- AVAILABLE DATA -
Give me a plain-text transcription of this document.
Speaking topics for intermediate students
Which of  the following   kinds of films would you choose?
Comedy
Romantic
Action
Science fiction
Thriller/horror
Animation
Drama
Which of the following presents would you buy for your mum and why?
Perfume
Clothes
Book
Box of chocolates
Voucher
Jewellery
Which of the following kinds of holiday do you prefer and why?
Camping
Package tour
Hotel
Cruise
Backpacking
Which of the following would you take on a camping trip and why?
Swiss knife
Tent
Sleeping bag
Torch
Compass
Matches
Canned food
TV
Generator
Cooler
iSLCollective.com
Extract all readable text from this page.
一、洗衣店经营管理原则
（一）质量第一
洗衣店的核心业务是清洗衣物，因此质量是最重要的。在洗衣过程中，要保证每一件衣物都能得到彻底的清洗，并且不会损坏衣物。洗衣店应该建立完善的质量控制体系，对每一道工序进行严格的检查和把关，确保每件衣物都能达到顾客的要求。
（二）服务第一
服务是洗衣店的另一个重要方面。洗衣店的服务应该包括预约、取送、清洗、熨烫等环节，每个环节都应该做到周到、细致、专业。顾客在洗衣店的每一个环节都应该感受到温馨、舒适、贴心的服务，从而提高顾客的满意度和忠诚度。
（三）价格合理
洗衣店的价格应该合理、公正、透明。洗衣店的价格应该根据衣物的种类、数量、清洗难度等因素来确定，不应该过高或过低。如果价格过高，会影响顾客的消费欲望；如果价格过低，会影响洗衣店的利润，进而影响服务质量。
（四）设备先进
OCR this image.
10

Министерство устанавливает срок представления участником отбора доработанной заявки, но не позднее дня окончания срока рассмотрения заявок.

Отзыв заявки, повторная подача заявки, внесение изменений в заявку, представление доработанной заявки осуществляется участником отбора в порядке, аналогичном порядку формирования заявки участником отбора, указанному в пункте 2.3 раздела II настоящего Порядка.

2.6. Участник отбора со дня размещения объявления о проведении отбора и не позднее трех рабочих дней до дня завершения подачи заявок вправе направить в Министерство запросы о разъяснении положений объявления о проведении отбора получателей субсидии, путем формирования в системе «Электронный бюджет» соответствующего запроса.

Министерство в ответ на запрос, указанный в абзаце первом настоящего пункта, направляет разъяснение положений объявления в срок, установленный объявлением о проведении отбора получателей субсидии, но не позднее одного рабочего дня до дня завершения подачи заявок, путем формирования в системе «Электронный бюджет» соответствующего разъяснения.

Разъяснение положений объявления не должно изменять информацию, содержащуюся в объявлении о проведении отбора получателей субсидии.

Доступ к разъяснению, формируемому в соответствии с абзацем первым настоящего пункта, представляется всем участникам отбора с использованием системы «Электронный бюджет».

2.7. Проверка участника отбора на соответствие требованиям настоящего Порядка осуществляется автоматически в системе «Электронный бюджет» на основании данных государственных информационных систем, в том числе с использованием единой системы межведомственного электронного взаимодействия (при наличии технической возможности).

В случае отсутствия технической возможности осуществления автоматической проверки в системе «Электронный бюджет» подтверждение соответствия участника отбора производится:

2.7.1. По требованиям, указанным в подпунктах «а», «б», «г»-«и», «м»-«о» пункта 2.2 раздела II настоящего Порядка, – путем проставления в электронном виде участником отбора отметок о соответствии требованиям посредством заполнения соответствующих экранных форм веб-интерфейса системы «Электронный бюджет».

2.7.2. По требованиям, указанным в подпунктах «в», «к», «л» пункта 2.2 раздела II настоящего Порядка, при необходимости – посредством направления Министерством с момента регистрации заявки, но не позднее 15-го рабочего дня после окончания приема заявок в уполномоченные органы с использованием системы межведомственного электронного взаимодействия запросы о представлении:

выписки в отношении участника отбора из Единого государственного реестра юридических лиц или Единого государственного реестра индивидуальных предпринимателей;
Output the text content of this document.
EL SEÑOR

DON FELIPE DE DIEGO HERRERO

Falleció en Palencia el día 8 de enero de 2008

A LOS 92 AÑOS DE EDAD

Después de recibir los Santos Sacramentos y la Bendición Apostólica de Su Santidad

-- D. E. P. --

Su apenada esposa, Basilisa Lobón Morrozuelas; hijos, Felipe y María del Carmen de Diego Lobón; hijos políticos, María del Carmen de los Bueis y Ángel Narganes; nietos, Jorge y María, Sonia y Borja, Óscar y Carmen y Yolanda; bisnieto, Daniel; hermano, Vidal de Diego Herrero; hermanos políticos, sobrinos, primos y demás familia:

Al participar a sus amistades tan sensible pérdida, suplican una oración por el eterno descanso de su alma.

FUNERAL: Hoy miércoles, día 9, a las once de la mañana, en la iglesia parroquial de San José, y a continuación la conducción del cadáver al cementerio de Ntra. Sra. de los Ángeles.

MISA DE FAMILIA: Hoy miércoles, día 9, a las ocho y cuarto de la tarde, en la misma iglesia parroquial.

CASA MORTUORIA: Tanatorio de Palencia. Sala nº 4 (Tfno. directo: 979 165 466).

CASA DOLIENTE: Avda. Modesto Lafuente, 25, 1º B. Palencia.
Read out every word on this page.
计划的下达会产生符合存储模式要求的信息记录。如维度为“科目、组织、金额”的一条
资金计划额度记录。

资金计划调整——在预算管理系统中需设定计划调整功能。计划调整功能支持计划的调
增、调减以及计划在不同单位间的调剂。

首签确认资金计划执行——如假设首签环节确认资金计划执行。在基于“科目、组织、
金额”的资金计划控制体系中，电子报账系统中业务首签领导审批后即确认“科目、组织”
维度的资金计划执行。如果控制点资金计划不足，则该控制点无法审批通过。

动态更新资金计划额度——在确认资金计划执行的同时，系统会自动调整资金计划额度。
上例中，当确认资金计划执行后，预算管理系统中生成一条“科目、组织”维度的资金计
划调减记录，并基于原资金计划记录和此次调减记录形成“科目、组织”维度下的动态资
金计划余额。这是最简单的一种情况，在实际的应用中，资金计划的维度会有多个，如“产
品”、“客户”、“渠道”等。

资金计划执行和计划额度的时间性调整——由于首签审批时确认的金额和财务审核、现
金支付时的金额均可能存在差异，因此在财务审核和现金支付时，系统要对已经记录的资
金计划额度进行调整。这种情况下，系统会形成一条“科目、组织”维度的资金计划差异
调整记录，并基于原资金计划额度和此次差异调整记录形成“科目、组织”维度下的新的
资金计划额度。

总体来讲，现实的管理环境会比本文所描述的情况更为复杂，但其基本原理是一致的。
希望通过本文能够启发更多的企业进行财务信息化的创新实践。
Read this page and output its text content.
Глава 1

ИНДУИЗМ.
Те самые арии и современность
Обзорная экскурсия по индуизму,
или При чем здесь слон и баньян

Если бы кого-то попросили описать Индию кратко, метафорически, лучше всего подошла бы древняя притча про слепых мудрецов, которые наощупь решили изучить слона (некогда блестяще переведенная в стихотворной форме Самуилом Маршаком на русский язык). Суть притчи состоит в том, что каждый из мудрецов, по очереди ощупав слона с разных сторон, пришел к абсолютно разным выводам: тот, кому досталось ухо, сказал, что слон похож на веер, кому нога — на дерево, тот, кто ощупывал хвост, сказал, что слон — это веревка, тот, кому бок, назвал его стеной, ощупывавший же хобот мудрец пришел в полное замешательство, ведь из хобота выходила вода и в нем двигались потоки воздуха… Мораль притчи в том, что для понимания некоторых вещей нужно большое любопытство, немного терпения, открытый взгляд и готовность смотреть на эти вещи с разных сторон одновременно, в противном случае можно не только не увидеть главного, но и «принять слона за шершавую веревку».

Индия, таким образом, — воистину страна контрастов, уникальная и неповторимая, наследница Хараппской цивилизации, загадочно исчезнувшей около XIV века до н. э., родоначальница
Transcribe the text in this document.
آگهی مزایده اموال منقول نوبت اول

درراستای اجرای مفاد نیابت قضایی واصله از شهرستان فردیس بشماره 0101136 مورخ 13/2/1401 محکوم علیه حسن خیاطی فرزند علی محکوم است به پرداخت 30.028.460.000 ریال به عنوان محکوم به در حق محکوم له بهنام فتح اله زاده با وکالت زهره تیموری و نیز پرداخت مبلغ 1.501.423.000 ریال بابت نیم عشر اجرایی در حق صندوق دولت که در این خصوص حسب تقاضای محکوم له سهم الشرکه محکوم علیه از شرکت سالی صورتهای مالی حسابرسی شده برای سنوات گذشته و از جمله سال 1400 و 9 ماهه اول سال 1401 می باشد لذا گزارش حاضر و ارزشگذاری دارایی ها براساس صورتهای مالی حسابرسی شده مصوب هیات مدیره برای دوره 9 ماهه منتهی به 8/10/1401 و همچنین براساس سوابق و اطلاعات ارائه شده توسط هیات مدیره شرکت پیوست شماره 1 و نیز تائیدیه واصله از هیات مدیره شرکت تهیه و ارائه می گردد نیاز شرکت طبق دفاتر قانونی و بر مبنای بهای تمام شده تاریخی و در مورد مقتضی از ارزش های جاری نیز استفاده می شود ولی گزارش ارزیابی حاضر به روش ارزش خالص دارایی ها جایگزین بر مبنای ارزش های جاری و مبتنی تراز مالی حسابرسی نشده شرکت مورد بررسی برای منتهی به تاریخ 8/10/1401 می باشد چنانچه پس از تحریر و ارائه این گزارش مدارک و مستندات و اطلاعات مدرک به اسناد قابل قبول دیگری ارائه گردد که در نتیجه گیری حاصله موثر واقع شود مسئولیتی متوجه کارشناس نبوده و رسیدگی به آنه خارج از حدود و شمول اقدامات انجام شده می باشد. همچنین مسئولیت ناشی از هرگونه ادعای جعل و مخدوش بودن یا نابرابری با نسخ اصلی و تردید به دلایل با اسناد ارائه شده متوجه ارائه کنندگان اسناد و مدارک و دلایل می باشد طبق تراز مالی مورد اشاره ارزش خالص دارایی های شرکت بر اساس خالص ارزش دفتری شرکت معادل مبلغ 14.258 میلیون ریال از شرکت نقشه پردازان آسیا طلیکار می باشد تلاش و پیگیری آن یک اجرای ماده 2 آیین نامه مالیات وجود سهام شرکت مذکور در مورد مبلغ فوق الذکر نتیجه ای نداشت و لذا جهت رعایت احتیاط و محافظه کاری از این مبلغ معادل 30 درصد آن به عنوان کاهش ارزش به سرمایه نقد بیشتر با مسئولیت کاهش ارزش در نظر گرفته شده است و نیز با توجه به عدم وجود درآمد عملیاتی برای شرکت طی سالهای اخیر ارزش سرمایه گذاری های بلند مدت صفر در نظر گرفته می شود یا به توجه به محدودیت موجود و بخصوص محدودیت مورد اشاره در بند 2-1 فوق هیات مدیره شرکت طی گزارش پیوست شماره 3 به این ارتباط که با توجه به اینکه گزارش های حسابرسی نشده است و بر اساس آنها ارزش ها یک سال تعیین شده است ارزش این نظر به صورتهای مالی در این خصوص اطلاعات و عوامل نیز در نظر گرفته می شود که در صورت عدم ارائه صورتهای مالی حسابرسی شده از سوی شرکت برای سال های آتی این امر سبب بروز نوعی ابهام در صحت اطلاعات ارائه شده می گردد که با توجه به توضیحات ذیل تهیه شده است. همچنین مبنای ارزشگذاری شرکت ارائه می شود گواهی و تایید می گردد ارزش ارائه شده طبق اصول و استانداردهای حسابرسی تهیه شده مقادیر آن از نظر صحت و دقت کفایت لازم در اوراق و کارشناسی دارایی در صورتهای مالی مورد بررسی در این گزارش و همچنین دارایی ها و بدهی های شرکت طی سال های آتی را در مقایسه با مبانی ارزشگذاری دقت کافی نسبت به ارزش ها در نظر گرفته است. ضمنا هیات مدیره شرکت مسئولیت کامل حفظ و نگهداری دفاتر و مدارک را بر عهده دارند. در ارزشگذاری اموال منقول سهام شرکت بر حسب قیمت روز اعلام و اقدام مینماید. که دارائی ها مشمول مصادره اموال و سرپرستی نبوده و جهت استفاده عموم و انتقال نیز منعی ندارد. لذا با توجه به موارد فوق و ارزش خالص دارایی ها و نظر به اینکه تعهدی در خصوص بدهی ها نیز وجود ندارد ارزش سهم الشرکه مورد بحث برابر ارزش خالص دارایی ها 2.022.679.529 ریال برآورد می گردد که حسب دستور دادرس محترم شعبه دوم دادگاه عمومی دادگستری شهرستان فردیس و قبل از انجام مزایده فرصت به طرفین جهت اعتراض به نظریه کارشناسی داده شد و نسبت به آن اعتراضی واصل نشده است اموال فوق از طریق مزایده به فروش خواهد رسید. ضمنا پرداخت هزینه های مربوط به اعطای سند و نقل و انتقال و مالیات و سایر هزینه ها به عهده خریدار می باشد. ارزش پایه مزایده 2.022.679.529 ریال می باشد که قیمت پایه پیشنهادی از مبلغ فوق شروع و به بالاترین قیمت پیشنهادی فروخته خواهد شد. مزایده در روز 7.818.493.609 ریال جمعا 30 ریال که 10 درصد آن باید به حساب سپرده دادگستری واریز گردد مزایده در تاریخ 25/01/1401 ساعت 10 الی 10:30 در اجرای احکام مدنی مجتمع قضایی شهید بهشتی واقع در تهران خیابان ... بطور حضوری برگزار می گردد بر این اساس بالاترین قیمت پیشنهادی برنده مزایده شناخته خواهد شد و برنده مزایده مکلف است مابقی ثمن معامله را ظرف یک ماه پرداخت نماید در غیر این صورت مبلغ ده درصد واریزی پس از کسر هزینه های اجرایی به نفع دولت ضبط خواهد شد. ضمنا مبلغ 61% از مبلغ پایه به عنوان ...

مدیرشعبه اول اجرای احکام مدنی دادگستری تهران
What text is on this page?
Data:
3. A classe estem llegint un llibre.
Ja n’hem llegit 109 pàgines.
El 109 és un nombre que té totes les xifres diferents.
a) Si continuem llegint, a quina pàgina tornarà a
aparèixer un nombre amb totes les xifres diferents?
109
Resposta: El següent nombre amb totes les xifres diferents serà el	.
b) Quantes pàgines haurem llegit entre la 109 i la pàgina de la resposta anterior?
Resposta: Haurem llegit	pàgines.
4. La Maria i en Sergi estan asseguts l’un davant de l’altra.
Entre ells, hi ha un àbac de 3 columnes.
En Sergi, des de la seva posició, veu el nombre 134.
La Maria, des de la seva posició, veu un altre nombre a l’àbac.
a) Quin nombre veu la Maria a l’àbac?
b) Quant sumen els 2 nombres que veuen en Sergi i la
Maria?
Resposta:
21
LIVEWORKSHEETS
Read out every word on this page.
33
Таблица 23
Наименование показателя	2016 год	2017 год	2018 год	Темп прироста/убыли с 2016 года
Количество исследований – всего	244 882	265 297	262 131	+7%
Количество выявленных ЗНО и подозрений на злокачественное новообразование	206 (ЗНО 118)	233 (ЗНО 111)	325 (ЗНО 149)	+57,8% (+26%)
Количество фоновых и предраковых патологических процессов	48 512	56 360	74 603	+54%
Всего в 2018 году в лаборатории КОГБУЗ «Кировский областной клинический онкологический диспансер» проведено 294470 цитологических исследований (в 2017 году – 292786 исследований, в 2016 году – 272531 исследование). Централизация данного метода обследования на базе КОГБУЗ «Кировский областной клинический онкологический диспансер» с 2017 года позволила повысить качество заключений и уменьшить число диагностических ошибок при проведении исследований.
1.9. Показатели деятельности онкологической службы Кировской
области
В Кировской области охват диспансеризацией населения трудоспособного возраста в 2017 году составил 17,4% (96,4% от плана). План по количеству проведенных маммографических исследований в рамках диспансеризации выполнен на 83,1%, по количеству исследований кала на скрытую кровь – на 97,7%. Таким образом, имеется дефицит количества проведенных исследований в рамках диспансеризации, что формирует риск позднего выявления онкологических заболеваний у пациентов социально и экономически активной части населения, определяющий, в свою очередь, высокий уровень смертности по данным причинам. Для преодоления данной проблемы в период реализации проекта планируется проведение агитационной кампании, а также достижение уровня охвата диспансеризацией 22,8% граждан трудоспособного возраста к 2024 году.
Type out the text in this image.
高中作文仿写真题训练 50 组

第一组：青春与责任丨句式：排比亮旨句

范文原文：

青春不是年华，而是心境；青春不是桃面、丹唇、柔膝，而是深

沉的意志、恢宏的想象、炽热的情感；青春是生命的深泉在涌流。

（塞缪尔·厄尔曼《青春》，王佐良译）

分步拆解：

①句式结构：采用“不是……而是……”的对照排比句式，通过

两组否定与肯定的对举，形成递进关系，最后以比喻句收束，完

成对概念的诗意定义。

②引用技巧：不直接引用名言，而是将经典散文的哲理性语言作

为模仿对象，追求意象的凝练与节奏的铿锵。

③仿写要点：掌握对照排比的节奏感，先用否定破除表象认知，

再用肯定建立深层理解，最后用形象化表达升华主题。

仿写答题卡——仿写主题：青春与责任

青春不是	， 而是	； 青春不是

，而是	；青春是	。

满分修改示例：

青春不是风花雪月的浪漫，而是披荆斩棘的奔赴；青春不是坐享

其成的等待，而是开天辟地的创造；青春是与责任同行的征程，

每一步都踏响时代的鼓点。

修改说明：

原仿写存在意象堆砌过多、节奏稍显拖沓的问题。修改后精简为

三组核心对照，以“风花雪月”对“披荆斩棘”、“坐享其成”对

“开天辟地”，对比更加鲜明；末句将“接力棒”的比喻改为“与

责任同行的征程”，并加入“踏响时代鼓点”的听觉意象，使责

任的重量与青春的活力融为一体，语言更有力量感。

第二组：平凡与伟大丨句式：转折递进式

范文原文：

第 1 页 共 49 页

- WORK INSTRUCTIONS -
Copy every line in the entries above that has the string "llegit" in it.

- SOLUTION -
Ja n’hem llegit 109 pàgines.
b) Quantes pàgines haurem llegit entre la 109 i la pàgina de la resposta anterior?
Resposta: Haurem llegit	pàgines.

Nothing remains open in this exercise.